What is required: Check every line below for the word "title" and show those that hold it.
- - - - - - -
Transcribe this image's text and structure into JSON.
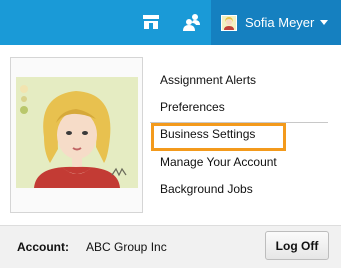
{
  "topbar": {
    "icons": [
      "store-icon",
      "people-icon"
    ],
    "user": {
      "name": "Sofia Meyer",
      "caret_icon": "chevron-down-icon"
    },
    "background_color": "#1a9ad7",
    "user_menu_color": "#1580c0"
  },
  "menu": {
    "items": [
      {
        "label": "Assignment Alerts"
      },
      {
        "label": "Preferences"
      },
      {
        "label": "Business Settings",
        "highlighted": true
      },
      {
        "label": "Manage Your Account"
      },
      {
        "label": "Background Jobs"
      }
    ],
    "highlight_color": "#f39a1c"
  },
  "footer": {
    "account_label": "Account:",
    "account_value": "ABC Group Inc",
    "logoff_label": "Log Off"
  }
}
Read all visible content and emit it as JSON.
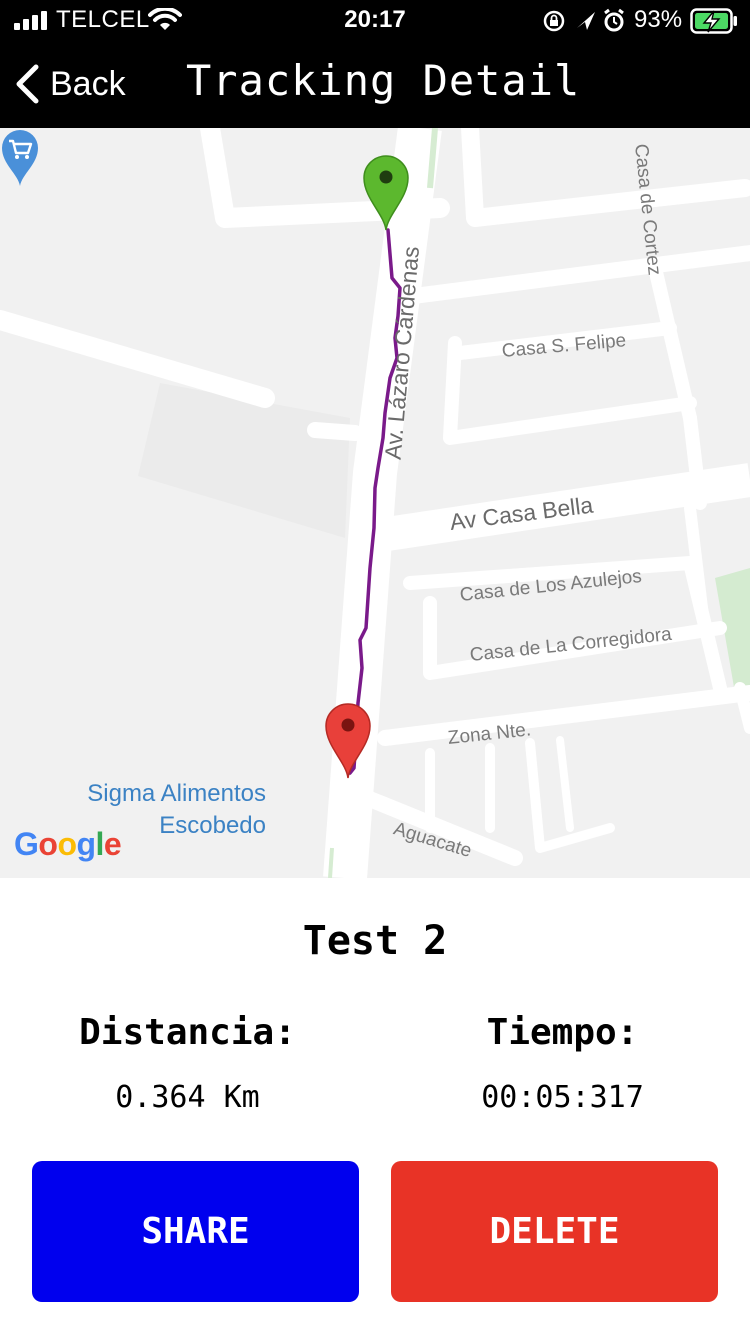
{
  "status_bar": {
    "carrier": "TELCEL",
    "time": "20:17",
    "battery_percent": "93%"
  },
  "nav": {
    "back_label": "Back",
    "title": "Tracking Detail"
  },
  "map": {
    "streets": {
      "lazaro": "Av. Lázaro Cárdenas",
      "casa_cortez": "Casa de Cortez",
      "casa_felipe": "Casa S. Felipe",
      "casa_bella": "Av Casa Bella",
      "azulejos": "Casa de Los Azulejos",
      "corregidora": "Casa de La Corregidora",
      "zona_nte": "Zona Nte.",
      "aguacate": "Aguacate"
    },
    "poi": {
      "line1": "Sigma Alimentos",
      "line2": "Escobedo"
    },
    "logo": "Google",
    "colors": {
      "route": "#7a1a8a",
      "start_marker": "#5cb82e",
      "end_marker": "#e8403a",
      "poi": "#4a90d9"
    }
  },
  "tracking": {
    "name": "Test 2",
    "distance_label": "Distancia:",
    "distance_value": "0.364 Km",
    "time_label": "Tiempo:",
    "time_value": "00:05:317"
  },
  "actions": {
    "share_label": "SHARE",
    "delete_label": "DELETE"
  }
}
- - - - - - -
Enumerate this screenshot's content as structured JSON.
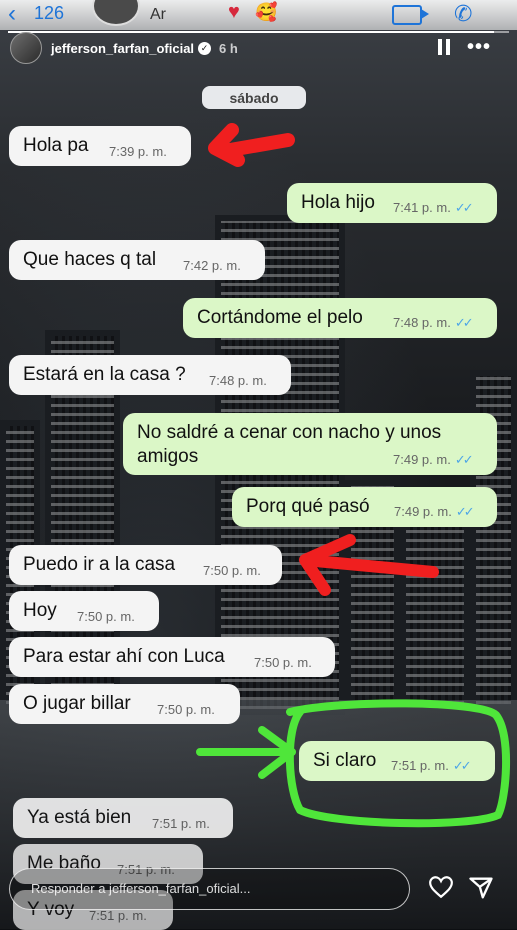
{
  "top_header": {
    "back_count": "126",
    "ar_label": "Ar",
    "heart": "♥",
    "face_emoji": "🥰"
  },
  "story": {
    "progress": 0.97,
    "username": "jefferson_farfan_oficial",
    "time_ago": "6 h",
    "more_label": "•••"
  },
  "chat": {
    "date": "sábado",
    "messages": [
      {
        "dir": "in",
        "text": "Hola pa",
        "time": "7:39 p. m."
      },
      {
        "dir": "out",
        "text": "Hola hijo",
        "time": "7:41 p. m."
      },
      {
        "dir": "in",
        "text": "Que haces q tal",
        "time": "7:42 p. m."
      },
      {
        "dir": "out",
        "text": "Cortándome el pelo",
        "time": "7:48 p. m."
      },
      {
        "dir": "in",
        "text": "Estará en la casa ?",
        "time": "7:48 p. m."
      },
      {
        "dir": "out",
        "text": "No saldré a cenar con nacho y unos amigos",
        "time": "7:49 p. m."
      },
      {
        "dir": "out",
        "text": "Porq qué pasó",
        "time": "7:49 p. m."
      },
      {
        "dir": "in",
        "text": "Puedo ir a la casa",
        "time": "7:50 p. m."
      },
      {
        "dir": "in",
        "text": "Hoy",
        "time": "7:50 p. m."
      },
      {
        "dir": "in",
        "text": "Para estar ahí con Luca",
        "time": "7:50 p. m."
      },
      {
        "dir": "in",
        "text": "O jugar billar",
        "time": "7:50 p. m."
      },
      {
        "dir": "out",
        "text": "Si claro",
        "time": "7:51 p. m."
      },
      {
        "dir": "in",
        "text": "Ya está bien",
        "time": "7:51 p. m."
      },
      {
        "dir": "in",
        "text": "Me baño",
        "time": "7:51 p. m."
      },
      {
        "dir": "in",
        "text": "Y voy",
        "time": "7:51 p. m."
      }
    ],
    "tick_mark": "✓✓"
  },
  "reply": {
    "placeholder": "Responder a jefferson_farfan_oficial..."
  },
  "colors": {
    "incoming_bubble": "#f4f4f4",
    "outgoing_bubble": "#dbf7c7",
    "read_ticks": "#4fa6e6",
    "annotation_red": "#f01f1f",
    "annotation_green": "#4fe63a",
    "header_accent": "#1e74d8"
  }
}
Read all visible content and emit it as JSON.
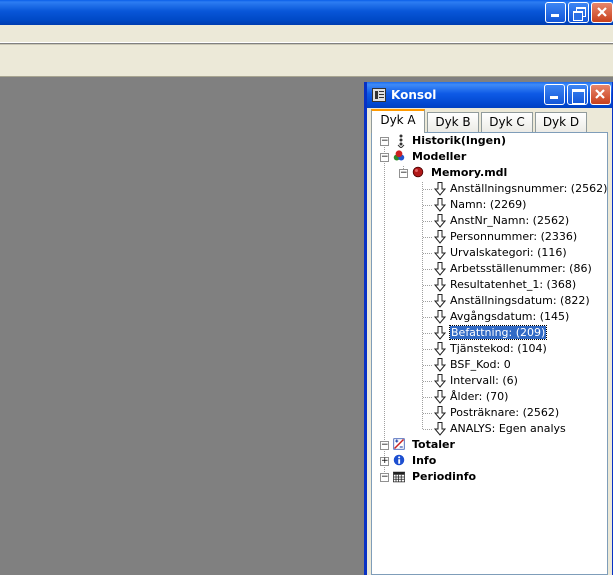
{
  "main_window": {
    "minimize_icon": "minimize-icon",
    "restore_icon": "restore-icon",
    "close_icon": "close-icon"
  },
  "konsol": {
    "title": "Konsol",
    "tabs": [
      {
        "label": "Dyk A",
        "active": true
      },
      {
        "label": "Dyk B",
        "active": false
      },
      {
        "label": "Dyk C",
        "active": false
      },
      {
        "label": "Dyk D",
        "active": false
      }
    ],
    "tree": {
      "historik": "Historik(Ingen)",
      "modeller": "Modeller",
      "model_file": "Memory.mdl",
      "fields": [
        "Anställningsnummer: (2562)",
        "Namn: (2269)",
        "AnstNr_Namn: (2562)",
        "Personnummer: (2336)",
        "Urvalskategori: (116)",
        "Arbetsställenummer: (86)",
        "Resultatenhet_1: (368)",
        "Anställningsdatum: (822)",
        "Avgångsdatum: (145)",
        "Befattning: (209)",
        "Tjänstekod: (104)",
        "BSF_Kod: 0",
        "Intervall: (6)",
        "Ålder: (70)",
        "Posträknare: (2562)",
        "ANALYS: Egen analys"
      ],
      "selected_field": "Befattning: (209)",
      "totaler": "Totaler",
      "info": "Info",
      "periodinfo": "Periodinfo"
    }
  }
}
- - - - - - -
Solution below:
    "title": "Tracking Detail"
    "title": "Konsol",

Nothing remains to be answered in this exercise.